Set out every line of each entry below as a numbered list, skipping any blank lines.

>> START

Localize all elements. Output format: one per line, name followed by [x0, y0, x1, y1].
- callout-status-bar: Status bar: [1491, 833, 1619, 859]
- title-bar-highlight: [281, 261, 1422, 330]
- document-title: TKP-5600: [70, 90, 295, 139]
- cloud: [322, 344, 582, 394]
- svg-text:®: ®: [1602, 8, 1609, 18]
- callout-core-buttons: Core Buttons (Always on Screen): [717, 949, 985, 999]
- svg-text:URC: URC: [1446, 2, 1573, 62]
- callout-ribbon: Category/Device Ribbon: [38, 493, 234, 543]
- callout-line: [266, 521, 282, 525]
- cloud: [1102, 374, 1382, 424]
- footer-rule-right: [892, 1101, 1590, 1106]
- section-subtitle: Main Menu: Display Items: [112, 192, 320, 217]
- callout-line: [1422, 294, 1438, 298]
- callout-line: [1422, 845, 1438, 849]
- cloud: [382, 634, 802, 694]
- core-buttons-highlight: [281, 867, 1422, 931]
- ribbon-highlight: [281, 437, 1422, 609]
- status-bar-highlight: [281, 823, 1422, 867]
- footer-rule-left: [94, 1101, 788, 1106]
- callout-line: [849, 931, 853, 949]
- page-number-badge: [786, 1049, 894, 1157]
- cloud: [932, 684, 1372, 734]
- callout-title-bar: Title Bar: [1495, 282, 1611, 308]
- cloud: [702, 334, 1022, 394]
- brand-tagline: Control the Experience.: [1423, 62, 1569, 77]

>> END

:: The output ::
1. Localize all elements. Output format: one per line, name followed by [x0, y0, x1, y1].
2. - callout-status-bar: Status bar: [1491, 833, 1619, 859]
3. - title-bar-highlight: [281, 261, 1422, 330]
4. - document-title: TKP-5600: [70, 90, 295, 139]
5. - cloud: [322, 344, 582, 394]
6. - svg-text:®: ®: [1602, 8, 1609, 18]
7. - callout-core-buttons: Core Buttons (Always on Screen): [717, 949, 985, 999]
8. - svg-text:URC: URC: [1446, 2, 1573, 62]
9. - callout-ribbon: Category/Device Ribbon: [38, 493, 234, 543]
10. - callout-line: [266, 521, 282, 525]
11. - cloud: [1102, 374, 1382, 424]
12. - footer-rule-right: [892, 1101, 1590, 1106]
13. - section-subtitle: Main Menu: Display Items: [112, 192, 320, 217]
14. - callout-line: [1422, 294, 1438, 298]
15. - callout-line: [1422, 845, 1438, 849]
16. - cloud: [382, 634, 802, 694]
17. - core-buttons-highlight: [281, 867, 1422, 931]
18. - ribbon-highlight: [281, 437, 1422, 609]
19. - status-bar-highlight: [281, 823, 1422, 867]
20. - footer-rule-left: [94, 1101, 788, 1106]
21. - callout-line: [849, 931, 853, 949]
22. - page-number-badge: [786, 1049, 894, 1157]
23. - cloud: [932, 684, 1372, 734]
24. - callout-title-bar: Title Bar: [1495, 282, 1611, 308]
25. - cloud: [702, 334, 1022, 394]
26. - brand-tagline: Control the Experience.: [1423, 62, 1569, 77]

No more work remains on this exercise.